Task directions: Determine how many lines include the string "document". Output that number only.

[begin Entries]

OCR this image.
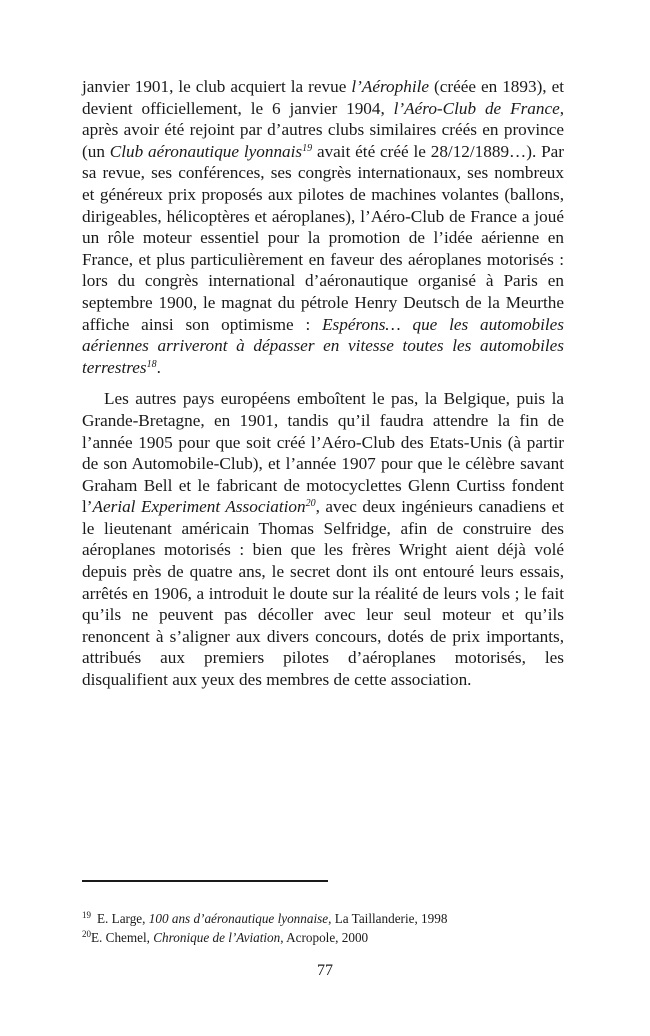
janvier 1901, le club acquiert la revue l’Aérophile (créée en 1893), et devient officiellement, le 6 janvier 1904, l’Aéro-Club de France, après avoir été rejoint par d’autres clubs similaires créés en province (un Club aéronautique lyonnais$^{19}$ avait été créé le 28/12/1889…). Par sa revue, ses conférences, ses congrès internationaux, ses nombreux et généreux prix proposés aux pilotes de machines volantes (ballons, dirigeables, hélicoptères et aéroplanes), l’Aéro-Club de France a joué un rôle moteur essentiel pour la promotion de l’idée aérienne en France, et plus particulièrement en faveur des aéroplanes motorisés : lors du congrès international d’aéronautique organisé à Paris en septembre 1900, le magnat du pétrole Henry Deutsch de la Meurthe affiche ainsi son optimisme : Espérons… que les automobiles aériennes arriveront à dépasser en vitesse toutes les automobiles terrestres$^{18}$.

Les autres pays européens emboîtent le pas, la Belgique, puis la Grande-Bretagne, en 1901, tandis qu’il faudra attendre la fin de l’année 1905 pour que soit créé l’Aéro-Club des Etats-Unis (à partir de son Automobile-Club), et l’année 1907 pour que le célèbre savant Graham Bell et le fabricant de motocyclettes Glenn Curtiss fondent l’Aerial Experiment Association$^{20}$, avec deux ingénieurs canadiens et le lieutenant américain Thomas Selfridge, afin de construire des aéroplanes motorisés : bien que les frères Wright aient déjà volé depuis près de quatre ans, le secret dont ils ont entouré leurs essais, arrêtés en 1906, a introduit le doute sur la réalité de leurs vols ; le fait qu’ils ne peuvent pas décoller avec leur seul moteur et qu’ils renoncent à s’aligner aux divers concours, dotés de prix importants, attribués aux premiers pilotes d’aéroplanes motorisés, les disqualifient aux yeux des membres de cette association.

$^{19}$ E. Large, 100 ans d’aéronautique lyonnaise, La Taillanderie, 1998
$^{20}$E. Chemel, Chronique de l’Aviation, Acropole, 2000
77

[end Entries]
[begin Entries]

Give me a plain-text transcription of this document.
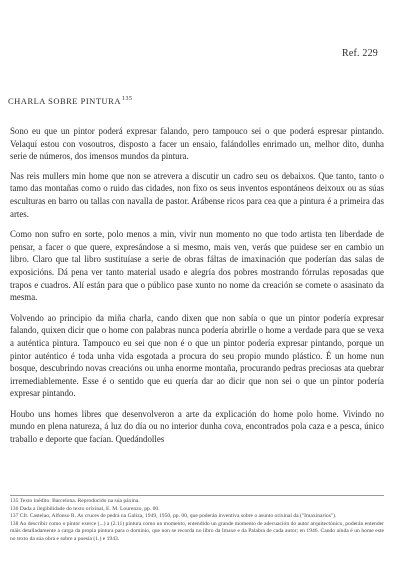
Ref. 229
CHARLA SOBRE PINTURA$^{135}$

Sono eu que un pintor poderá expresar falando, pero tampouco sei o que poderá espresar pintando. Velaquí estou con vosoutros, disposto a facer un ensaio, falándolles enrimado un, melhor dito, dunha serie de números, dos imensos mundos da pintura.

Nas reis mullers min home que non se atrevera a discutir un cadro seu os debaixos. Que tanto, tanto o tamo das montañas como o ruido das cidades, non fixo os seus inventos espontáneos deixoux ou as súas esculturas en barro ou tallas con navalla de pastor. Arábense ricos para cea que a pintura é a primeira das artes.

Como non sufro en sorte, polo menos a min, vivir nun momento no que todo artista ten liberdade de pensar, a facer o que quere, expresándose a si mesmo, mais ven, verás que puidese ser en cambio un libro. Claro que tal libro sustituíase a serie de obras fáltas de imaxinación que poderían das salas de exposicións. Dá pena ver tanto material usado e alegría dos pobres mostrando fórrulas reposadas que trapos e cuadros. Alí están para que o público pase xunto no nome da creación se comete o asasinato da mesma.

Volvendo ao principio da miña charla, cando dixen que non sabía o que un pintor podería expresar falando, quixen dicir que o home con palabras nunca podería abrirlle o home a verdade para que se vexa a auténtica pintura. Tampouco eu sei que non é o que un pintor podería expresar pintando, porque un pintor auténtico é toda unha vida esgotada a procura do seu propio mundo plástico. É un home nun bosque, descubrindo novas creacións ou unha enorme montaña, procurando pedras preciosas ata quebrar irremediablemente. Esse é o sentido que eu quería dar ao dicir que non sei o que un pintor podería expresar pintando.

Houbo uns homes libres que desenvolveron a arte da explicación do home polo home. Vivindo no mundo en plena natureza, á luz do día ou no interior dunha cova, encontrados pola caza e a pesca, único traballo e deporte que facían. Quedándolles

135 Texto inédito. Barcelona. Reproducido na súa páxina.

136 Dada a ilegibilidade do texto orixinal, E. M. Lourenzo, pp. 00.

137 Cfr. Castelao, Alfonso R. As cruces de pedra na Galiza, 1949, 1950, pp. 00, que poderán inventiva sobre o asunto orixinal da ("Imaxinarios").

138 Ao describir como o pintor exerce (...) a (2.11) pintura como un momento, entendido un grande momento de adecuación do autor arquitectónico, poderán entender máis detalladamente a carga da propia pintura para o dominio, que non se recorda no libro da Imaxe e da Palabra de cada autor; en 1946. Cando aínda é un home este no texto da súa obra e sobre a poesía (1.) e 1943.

[end Entries]
[begin Entries]

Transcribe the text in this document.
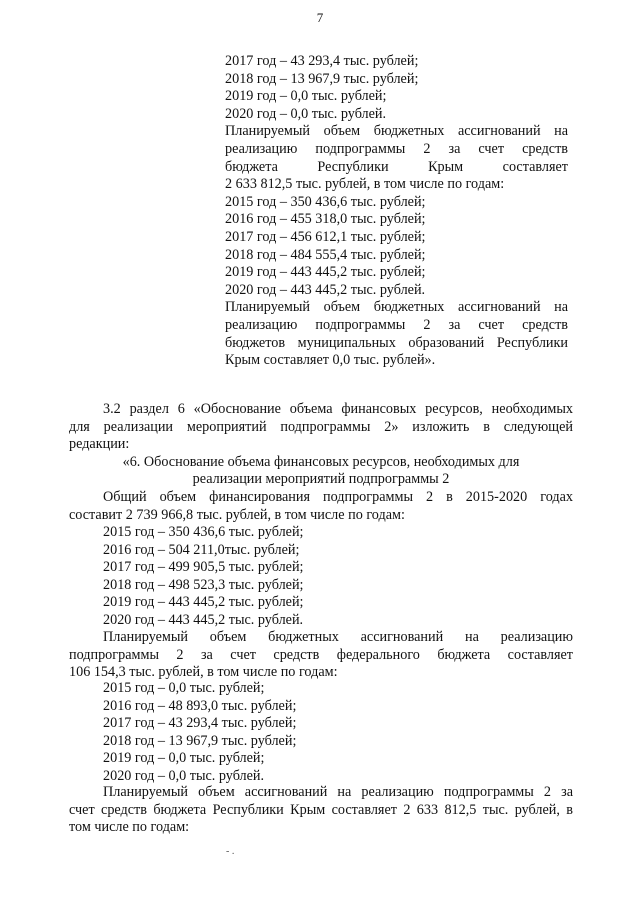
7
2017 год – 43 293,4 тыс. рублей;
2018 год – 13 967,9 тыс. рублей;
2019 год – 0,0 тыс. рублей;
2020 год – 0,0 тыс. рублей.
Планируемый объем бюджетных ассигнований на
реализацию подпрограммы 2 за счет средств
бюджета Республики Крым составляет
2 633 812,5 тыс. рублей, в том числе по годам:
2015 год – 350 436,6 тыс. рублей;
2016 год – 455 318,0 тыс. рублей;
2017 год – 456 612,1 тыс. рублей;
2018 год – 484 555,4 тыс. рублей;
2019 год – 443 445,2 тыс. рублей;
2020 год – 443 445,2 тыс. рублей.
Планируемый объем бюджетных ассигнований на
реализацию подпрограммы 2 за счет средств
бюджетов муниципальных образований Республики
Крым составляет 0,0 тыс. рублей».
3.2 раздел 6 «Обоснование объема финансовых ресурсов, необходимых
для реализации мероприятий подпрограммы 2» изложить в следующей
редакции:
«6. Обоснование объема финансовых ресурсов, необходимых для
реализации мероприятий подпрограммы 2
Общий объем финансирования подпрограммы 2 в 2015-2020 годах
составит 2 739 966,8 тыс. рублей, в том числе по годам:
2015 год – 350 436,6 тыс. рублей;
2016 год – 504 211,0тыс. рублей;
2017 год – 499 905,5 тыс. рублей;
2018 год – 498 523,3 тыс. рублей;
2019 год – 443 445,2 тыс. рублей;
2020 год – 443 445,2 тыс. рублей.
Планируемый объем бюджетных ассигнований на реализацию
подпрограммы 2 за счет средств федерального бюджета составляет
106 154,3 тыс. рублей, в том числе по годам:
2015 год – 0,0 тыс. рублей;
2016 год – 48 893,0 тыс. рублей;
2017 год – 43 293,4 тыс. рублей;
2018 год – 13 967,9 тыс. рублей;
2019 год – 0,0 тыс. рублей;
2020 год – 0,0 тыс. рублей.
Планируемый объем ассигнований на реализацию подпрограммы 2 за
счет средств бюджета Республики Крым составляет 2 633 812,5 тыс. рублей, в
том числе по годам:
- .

[end Entries]

Reply: 2